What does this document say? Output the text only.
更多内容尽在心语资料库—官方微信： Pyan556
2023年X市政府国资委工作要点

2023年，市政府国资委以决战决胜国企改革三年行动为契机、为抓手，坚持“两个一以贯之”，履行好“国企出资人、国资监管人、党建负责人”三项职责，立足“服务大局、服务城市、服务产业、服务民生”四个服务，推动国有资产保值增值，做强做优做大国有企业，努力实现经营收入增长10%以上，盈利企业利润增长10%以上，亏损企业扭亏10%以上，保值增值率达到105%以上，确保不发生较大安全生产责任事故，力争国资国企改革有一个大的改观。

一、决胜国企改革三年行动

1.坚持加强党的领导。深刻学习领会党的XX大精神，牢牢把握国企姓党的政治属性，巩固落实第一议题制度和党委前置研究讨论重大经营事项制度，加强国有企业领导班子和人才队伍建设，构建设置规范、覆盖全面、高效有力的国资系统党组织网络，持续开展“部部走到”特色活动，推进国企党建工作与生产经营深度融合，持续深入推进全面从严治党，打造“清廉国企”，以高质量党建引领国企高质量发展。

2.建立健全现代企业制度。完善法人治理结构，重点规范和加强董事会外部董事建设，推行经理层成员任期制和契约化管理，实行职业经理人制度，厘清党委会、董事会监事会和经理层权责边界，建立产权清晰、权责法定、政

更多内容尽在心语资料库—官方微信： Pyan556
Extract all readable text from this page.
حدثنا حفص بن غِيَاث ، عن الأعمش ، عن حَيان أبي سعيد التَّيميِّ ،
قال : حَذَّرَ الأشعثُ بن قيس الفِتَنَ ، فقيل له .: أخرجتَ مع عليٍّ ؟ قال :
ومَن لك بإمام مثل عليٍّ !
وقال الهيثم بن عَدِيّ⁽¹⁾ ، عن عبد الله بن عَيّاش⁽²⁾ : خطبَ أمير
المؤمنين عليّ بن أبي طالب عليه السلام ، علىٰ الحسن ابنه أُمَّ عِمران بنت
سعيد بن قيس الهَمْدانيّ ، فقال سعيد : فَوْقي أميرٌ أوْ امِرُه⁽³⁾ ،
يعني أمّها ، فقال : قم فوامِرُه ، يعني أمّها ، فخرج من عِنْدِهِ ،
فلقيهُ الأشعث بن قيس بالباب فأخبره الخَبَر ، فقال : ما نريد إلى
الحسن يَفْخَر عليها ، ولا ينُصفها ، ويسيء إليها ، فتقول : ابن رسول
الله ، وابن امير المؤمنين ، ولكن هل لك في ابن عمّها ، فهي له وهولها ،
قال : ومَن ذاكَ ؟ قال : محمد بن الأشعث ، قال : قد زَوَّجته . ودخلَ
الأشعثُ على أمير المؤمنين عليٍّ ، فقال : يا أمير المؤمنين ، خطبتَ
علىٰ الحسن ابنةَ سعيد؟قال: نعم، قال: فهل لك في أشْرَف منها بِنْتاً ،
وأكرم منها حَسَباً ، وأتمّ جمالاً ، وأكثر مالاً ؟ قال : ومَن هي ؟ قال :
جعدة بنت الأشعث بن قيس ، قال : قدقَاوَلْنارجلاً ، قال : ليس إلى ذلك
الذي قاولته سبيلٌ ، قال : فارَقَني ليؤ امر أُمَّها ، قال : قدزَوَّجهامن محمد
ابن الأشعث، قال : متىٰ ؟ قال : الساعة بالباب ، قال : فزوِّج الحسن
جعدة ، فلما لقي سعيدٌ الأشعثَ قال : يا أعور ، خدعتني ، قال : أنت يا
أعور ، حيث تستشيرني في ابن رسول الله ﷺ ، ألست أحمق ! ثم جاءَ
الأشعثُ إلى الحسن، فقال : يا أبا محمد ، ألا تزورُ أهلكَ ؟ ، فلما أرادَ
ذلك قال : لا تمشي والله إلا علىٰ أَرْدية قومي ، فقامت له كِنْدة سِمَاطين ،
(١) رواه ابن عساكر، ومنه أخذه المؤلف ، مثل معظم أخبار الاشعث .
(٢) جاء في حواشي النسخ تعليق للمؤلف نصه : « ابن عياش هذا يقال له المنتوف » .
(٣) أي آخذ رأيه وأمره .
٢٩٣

- _WHAT YOU ARE ASKED TO DO_
Your task is to transcribe the listing above in full, exactly as given.

- _RESPONSE TO THIS TASK_
What does this document say? Output the text only.
更多内容尽在心语资料库—官方微信： Pyan556
2023年X市政府国资委工作要点

2023年，市政府国资委以决战决胜国企改革三年行动为契机、为抓手，坚持“两个一以贯之”，履行好“国企出资人、国资监管人、党建负责人”三项职责，立足“服务大局、服务城市、服务产业、服务民生”四个服务，推动国有资产保值增值，做强做优做大国有企业，努力实现经营收入增长10%以上，盈利企业利润增长10%以上，亏损企业扭亏10%以上，保值增值率达到105%以上，确保不发生较大安全生产责任事故，力争国资国企改革有一个大的改观。

一、决胜国企改革三年行动

1.坚持加强党的领导。深刻学习领会党的XX大精神，牢牢把握国企姓党的政治属性，巩固落实第一议题制度和党委前置研究讨论重大经营事项制度，加强国有企业领导班子和人才队伍建设，构建设置规范、覆盖全面、高效有力的国资系统党组织网络，持续开展“部部走到”特色活动，推进国企党建工作与生产经营深度融合，持续深入推进全面从严治党，打造“清廉国企”，以高质量党建引领国企高质量发展。

2.建立健全现代企业制度。完善法人治理结构，重点规范和加强董事会外部董事建设，推行经理层成员任期制和契约化管理，实行职业经理人制度，厘清党委会、董事会监事会和经理层权责边界，建立产权清晰、权责法定、政

更多内容尽在心语资料库—官方微信： Pyan556
Extract all readable text from this page.
حدثنا حفص بن غِيَاث ، عن الأعمش ، عن حَيان أبي سعيد التَّيميِّ ،
قال : حَذَّرَ الأشعثُ بن قيس الفِتَنَ ، فقيل له .: أخرجتَ مع عليٍّ ؟ قال :
ومَن لك بإمام مثل عليٍّ !
وقال الهيثم بن عَدِيّ⁽¹⁾ ، عن عبد الله بن عَيّاش⁽²⁾ : خطبَ أمير
المؤمنين عليّ بن أبي طالب عليه السلام ، علىٰ الحسن ابنه أُمَّ عِمران بنت
سعيد بن قيس الهَمْدانيّ ، فقال سعيد : فَوْقي أميرٌ أوْ امِرُه⁽³⁾ ،
يعني أمّها ، فقال : قم فوامِرُه ، يعني أمّها ، فخرج من عِنْدِهِ ،
فلقيهُ الأشعث بن قيس بالباب فأخبره الخَبَر ، فقال : ما نريد إلى
الحسن يَفْخَر عليها ، ولا ينُصفها ، ويسيء إليها ، فتقول : ابن رسول
الله ، وابن امير المؤمنين ، ولكن هل لك في ابن عمّها ، فهي له وهولها ،
قال : ومَن ذاكَ ؟ قال : محمد بن الأشعث ، قال : قد زَوَّجته . ودخلَ
الأشعثُ على أمير المؤمنين عليٍّ ، فقال : يا أمير المؤمنين ، خطبتَ
علىٰ الحسن ابنةَ سعيد؟قال: نعم، قال: فهل لك في أشْرَف منها بِنْتاً ،
وأكرم منها حَسَباً ، وأتمّ جمالاً ، وأكثر مالاً ؟ قال : ومَن هي ؟ قال :
جعدة بنت الأشعث بن قيس ، قال : قدقَاوَلْنارجلاً ، قال : ليس إلى ذلك
الذي قاولته سبيلٌ ، قال : فارَقَني ليؤ امر أُمَّها ، قال : قدزَوَّجهامن محمد
ابن الأشعث، قال : متىٰ ؟ قال : الساعة بالباب ، قال : فزوِّج الحسن
جعدة ، فلما لقي سعيدٌ الأشعثَ قال : يا أعور ، خدعتني ، قال : أنت يا
أعور ، حيث تستشيرني في ابن رسول الله ﷺ ، ألست أحمق ! ثم جاءَ
الأشعثُ إلى الحسن، فقال : يا أبا محمد ، ألا تزورُ أهلكَ ؟ ، فلما أرادَ
ذلك قال : لا تمشي والله إلا علىٰ أَرْدية قومي ، فقامت له كِنْدة سِمَاطين ،
(١) رواه ابن عساكر، ومنه أخذه المؤلف ، مثل معظم أخبار الاشعث .
(٢) جاء في حواشي النسخ تعليق للمؤلف نصه : « ابن عياش هذا يقال له المنتوف » .
(٣) أي آخذ رأيه وأمره .
٢٩٣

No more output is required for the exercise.